Data listing
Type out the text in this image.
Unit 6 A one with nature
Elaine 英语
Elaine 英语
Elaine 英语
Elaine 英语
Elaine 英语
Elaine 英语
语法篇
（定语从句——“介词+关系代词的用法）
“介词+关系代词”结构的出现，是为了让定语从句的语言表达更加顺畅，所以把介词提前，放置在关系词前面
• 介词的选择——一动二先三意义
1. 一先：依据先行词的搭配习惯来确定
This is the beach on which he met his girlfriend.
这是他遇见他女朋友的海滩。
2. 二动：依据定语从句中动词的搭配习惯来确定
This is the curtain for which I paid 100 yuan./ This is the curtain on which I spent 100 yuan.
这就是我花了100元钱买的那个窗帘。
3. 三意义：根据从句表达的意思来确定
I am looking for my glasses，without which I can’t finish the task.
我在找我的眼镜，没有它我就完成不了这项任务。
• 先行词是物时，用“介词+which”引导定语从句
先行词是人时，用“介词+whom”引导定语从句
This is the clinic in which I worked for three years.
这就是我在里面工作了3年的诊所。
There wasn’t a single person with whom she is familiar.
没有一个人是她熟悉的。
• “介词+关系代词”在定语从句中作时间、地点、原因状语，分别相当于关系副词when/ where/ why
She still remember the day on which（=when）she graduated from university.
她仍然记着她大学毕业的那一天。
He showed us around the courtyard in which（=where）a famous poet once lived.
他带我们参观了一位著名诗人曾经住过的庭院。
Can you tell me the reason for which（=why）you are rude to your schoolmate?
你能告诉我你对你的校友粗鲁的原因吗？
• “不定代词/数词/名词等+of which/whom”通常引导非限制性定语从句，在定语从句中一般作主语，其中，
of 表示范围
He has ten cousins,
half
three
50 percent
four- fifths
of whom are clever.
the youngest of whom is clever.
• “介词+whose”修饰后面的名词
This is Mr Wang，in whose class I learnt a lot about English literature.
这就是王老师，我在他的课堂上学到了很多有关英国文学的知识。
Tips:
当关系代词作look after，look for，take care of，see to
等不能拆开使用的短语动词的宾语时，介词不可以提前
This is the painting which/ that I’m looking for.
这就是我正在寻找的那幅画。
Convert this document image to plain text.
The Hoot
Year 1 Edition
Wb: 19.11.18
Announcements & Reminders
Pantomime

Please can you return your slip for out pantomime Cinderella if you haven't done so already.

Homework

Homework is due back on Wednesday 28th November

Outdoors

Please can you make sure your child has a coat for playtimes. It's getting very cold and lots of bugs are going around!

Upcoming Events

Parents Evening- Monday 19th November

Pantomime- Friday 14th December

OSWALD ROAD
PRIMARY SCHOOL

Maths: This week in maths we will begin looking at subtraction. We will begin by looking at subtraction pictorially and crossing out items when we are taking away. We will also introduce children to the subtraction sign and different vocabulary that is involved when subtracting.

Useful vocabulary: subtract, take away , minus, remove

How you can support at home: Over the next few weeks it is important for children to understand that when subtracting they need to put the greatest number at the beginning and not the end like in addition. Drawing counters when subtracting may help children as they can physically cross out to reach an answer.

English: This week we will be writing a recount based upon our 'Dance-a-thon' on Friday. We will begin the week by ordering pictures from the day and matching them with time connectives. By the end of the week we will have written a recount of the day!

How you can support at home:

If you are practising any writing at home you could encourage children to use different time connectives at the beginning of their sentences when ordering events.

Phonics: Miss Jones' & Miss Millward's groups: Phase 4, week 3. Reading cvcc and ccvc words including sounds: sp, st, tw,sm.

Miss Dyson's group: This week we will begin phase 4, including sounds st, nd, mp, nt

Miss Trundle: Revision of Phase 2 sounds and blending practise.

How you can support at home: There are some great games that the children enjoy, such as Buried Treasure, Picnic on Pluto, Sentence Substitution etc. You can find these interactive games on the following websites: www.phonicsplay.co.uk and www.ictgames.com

- _GIVEN EXERCISE_: Copy the records above exactly.

- _OUTPUT_:
Type out the text in this image.
Unit 6 A one with nature
Elaine 英语
Elaine 英语
Elaine 英语
Elaine 英语
Elaine 英语
Elaine 英语
语法篇
（定语从句——“介词+关系代词的用法）
“介词+关系代词”结构的出现，是为了让定语从句的语言表达更加顺畅，所以把介词提前，放置在关系词前面
• 介词的选择——一动二先三意义
1. 一先：依据先行词的搭配习惯来确定
This is the beach on which he met his girlfriend.
这是他遇见他女朋友的海滩。
2. 二动：依据定语从句中动词的搭配习惯来确定
This is the curtain for which I paid 100 yuan./ This is the curtain on which I spent 100 yuan.
这就是我花了100元钱买的那个窗帘。
3. 三意义：根据从句表达的意思来确定
I am looking for my glasses，without which I can’t finish the task.
我在找我的眼镜，没有它我就完成不了这项任务。
• 先行词是物时，用“介词+which”引导定语从句
先行词是人时，用“介词+whom”引导定语从句
This is the clinic in which I worked for three years.
这就是我在里面工作了3年的诊所。
There wasn’t a single person with whom she is familiar.
没有一个人是她熟悉的。
• “介词+关系代词”在定语从句中作时间、地点、原因状语，分别相当于关系副词when/ where/ why
She still remember the day on which（=when）she graduated from university.
她仍然记着她大学毕业的那一天。
He showed us around the courtyard in which（=where）a famous poet once lived.
他带我们参观了一位著名诗人曾经住过的庭院。
Can you tell me the reason for which（=why）you are rude to your schoolmate?
你能告诉我你对你的校友粗鲁的原因吗？
• “不定代词/数词/名词等+of which/whom”通常引导非限制性定语从句，在定语从句中一般作主语，其中，
of 表示范围
He has ten cousins,
half
three
50 percent
four- fifths
of whom are clever.
the youngest of whom is clever.
• “介词+whose”修饰后面的名词
This is Mr Wang，in whose class I learnt a lot about English literature.
这就是王老师，我在他的课堂上学到了很多有关英国文学的知识。
Tips:
当关系代词作look after，look for，take care of，see to
等不能拆开使用的短语动词的宾语时，介词不可以提前
This is the painting which/ that I’m looking for.
这就是我正在寻找的那幅画。
Convert this document image to plain text.
The Hoot
Year 1 Edition
Wb: 19.11.18
Announcements & Reminders
Pantomime

Please can you return your slip for out pantomime Cinderella if you haven't done so already.

Homework

Homework is due back on Wednesday 28th November

Outdoors

Please can you make sure your child has a coat for playtimes. It's getting very cold and lots of bugs are going around!

Upcoming Events

Parents Evening- Monday 19th November

Pantomime- Friday 14th December

OSWALD ROAD
PRIMARY SCHOOL

Maths: This week in maths we will begin looking at subtraction. We will begin by looking at subtraction pictorially and crossing out items when we are taking away. We will also introduce children to the subtraction sign and different vocabulary that is involved when subtracting.

Useful vocabulary: subtract, take away , minus, remove

How you can support at home: Over the next few weeks it is important for children to understand that when subtracting they need to put the greatest number at the beginning and not the end like in addition. Drawing counters when subtracting may help children as they can physically cross out to reach an answer.

English: This week we will be writing a recount based upon our 'Dance-a-thon' on Friday. We will begin the week by ordering pictures from the day and matching them with time connectives. By the end of the week we will have written a recount of the day!

How you can support at home:

If you are practising any writing at home you could encourage children to use different time connectives at the beginning of their sentences when ordering events.

Phonics: Miss Jones' & Miss Millward's groups: Phase 4, week 3. Reading cvcc and ccvc words including sounds: sp, st, tw,sm.

Miss Dyson's group: This week we will begin phase 4, including sounds st, nd, mp, nt

Miss Trundle: Revision of Phase 2 sounds and blending practise.

How you can support at home: There are some great games that the children enjoy, such as Buried Treasure, Picnic on Pluto, Sentence Substitution etc. You can find these interactive games on the following websites: www.phonicsplay.co.uk and www.ictgames.com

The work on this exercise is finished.